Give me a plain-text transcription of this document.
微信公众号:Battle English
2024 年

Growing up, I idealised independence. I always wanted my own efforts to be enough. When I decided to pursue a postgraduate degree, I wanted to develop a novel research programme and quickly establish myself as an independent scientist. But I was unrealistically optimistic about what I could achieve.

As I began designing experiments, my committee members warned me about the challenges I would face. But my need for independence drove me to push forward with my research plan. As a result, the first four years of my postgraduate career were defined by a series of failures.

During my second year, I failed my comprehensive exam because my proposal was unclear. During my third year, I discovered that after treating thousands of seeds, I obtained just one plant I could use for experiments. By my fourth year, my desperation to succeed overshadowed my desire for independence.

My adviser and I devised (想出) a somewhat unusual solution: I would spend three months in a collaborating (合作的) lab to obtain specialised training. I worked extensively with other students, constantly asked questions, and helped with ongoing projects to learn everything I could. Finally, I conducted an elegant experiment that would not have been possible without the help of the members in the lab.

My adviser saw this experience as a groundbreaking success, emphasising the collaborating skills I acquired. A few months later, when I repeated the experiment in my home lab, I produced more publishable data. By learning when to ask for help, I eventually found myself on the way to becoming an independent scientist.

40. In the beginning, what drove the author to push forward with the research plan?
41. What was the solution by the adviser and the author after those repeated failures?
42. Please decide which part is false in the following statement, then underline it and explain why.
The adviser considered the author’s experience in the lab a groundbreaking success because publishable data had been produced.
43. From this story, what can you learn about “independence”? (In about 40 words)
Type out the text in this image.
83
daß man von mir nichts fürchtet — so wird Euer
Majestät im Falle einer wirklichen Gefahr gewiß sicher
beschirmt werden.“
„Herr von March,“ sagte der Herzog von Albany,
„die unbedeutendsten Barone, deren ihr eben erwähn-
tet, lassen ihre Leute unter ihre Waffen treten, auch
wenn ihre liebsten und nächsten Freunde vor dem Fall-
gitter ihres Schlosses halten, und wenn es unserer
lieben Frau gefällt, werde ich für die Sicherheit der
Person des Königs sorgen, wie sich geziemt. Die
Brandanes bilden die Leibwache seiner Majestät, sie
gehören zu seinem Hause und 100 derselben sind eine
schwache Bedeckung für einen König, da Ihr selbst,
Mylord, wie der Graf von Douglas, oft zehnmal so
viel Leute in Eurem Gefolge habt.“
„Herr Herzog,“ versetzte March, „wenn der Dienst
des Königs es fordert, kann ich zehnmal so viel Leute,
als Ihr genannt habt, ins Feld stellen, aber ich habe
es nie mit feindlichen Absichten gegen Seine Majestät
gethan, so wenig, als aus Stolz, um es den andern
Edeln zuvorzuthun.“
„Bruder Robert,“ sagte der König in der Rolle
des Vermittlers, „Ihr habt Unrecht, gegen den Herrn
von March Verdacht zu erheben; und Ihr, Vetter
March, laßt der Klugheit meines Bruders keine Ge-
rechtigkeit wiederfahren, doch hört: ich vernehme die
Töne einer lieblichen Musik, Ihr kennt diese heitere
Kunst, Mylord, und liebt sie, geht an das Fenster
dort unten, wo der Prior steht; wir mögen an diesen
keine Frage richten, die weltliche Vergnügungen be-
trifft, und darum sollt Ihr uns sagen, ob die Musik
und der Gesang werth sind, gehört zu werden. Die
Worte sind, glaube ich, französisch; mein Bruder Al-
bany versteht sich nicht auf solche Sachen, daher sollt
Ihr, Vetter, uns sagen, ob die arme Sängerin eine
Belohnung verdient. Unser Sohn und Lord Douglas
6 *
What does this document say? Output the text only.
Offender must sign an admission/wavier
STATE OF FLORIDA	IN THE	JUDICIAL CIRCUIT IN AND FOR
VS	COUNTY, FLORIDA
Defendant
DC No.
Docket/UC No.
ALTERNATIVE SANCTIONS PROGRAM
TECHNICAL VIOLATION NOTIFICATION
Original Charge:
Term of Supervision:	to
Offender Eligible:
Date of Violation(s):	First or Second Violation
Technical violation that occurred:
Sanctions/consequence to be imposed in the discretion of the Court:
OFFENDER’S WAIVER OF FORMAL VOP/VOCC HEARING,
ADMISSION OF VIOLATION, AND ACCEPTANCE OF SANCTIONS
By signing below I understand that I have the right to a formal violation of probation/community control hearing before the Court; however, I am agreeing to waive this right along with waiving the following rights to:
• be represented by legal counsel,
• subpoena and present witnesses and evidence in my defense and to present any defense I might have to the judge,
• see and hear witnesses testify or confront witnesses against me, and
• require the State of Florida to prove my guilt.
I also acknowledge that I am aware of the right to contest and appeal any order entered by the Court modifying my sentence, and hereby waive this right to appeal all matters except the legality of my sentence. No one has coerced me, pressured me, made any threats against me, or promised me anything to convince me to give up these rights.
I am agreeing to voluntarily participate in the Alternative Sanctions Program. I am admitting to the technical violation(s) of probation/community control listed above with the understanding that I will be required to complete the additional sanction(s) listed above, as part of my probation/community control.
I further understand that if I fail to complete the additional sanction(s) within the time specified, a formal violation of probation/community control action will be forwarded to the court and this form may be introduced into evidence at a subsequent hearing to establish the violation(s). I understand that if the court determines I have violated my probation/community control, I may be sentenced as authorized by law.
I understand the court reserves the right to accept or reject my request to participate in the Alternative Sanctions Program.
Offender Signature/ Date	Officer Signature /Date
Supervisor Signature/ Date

----

EXERCISE DIRECTIONS:
Filter the entries above down to the lines containing the word "scientist".

COMPLETE OUTPUT:
Growing up, I idealised independence. I always wanted my own efforts to be enough. When I decided to pursue a postgraduate degree, I wanted to develop a novel research programme and quickly establish myself as an independent scientist. But I was unrealistically optimistic about what I could achieve.
My adviser saw this experience as a groundbreaking success, emphasising the collaborating skills I acquired. A few months later, when I repeated the experiment in my home lab, I produced more publishable data. By learning when to ask for help, I eventually found myself on the way to becoming an independent scientist.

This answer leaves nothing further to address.